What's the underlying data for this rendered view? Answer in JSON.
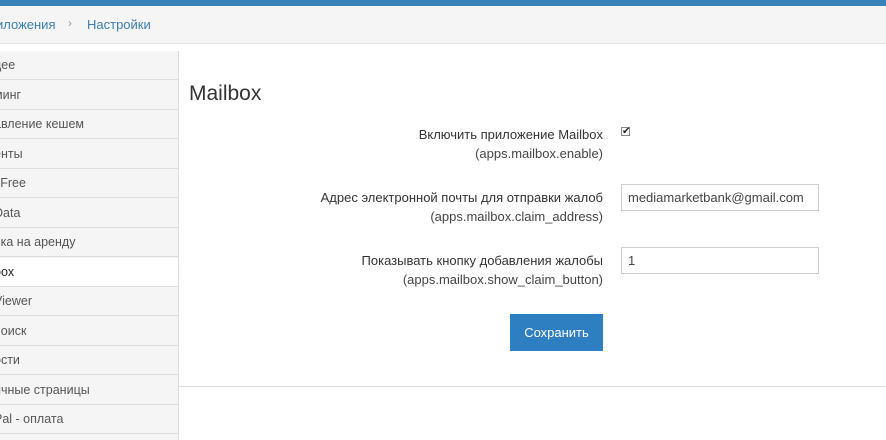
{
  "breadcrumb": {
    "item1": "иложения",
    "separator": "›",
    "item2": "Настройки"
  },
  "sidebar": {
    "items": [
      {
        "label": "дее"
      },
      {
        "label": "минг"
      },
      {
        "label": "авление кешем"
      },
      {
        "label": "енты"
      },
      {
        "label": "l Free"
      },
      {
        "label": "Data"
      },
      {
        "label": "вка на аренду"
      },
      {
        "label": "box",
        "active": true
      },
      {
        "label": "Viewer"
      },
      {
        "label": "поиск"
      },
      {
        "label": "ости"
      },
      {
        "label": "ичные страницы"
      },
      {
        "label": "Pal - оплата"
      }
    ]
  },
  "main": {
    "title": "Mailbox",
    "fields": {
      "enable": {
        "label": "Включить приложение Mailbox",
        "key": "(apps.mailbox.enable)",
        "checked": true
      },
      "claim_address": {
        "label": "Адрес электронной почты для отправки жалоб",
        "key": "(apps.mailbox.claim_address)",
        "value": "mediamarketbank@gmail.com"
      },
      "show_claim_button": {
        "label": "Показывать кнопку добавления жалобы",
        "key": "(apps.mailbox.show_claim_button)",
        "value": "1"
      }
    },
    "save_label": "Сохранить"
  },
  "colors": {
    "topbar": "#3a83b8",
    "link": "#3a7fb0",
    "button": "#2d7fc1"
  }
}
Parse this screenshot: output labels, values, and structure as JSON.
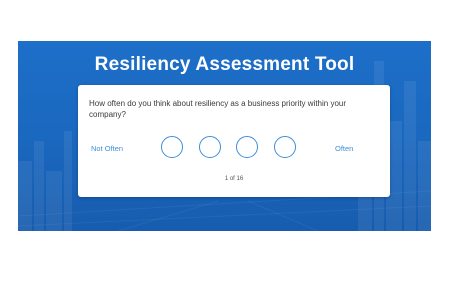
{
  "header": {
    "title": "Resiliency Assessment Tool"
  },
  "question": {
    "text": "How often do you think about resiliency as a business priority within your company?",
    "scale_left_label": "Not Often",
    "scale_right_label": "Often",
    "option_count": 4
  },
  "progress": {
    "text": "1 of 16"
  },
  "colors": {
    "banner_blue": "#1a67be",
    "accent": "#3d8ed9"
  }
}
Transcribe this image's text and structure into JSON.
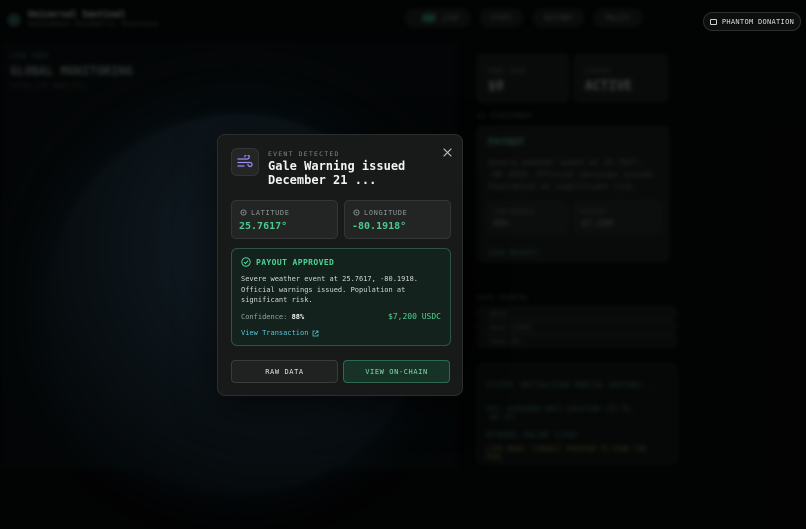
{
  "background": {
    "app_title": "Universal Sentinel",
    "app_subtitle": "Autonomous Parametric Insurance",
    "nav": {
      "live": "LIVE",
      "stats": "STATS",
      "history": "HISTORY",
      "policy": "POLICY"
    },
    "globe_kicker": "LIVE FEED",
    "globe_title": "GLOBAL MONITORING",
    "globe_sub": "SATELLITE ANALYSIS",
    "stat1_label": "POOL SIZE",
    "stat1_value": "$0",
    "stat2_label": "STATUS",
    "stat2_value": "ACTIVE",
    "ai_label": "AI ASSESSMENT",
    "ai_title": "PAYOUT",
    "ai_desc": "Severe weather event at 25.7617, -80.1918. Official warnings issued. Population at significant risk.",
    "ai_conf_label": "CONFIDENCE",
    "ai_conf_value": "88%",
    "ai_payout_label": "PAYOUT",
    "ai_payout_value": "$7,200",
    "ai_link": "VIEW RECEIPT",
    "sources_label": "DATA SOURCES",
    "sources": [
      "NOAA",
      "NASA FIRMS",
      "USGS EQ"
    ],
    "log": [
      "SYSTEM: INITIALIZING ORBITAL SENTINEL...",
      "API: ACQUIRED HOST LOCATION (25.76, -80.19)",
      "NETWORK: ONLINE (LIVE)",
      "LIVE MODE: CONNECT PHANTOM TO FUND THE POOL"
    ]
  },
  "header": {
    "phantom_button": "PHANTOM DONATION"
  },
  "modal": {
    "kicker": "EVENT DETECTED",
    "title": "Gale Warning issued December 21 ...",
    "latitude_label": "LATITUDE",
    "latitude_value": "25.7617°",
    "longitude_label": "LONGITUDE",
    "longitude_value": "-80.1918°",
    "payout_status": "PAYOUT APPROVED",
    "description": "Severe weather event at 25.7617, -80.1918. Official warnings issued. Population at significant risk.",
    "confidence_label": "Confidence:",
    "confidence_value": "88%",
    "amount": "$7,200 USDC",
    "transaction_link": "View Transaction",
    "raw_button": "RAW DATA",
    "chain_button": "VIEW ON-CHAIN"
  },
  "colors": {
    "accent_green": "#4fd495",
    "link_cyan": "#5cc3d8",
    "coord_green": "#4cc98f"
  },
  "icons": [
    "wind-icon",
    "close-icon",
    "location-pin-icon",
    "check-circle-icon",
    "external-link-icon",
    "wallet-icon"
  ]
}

---*---

DIRECTIONS >>
Transcribe the material exactly, keeping every word and none of the pictures.

ANSWER TO THIS TASK >>
What's the underlying data for this rendered view? Answer in JSON.
{
  "breadcrumb": {
    "item1": "иложения",
    "separator": "›",
    "item2": "Настройки"
  },
  "sidebar": {
    "items": [
      {
        "label": "дее"
      },
      {
        "label": "минг"
      },
      {
        "label": "авление кешем"
      },
      {
        "label": "енты"
      },
      {
        "label": "l Free"
      },
      {
        "label": "Data"
      },
      {
        "label": "вка на аренду"
      },
      {
        "label": "box",
        "active": true
      },
      {
        "label": "Viewer"
      },
      {
        "label": "поиск"
      },
      {
        "label": "ости"
      },
      {
        "label": "ичные страницы"
      },
      {
        "label": "Pal - оплата"
      }
    ]
  },
  "main": {
    "title": "Mailbox",
    "fields": {
      "enable": {
        "label": "Включить приложение Mailbox",
        "key": "(apps.mailbox.enable)",
        "checked": true
      },
      "claim_address": {
        "label": "Адрес электронной почты для отправки жалоб",
        "key": "(apps.mailbox.claim_address)",
        "value": "mediamarketbank@gmail.com"
      },
      "show_claim_button": {
        "label": "Показывать кнопку добавления жалобы",
        "key": "(apps.mailbox.show_claim_button)",
        "value": "1"
      }
    },
    "save_label": "Сохранить"
  },
  "colors": {
    "topbar": "#3a83b8",
    "link": "#3a7fb0",
    "button": "#2d7fc1"
  }
}
Parse this screenshot: output labels, values, and structure as JSON.
{
  "header": {
    "title": "Resiliency Assessment Tool"
  },
  "question": {
    "text": "How often do you think about resiliency as a business priority within your company?",
    "scale_left_label": "Not Often",
    "scale_right_label": "Often",
    "option_count": 4
  },
  "progress": {
    "text": "1 of 16"
  },
  "colors": {
    "banner_blue": "#1a67be",
    "accent": "#3d8ed9"
  }
}
Transcribe this image's text and structure into JSON.
{
  "background": {
    "app_title": "Universal Sentinel",
    "app_subtitle": "Autonomous Parametric Insurance",
    "nav": {
      "live": "LIVE",
      "stats": "STATS",
      "history": "HISTORY",
      "policy": "POLICY"
    },
    "globe_kicker": "LIVE FEED",
    "globe_title": "GLOBAL MONITORING",
    "globe_sub": "SATELLITE ANALYSIS",
    "stat1_label": "POOL SIZE",
    "stat1_value": "$0",
    "stat2_label": "STATUS",
    "stat2_value": "ACTIVE",
    "ai_label": "AI ASSESSMENT",
    "ai_title": "PAYOUT",
    "ai_desc": "Severe weather event at 25.7617, -80.1918. Official warnings issued. Population at significant risk.",
    "ai_conf_label": "CONFIDENCE",
    "ai_conf_value": "88%",
    "ai_payout_label": "PAYOUT",
    "ai_payout_value": "$7,200",
    "ai_link": "VIEW RECEIPT",
    "sources_label": "DATA SOURCES",
    "sources": [
      "NOAA",
      "NASA FIRMS",
      "USGS EQ"
    ],
    "log": [
      "SYSTEM: INITIALIZING ORBITAL SENTINEL...",
      "API: ACQUIRED HOST LOCATION (25.76, -80.19)",
      "NETWORK: ONLINE (LIVE)",
      "LIVE MODE: CONNECT PHANTOM TO FUND THE POOL"
    ]
  },
  "header": {
    "phantom_button": "PHANTOM DONATION"
  },
  "modal": {
    "kicker": "EVENT DETECTED",
    "title": "Gale Warning issued December 21 ...",
    "latitude_label": "LATITUDE",
    "latitude_value": "25.7617°",
    "longitude_label": "LONGITUDE",
    "longitude_value": "-80.1918°",
    "payout_status": "PAYOUT APPROVED",
    "description": "Severe weather event at 25.7617, -80.1918. Official warnings issued. Population at significant risk.",
    "confidence_label": "Confidence:",
    "confidence_value": "88%",
    "amount": "$7,200 USDC",
    "transaction_link": "View Transaction",
    "raw_button": "RAW DATA",
    "chain_button": "VIEW ON-CHAIN"
  },
  "colors": {
    "accent_green": "#4fd495",
    "link_cyan": "#5cc3d8",
    "coord_green": "#4cc98f"
  },
  "icons": [
    "wind-icon",
    "close-icon",
    "location-pin-icon",
    "check-circle-icon",
    "external-link-icon",
    "wallet-icon"
  ]
}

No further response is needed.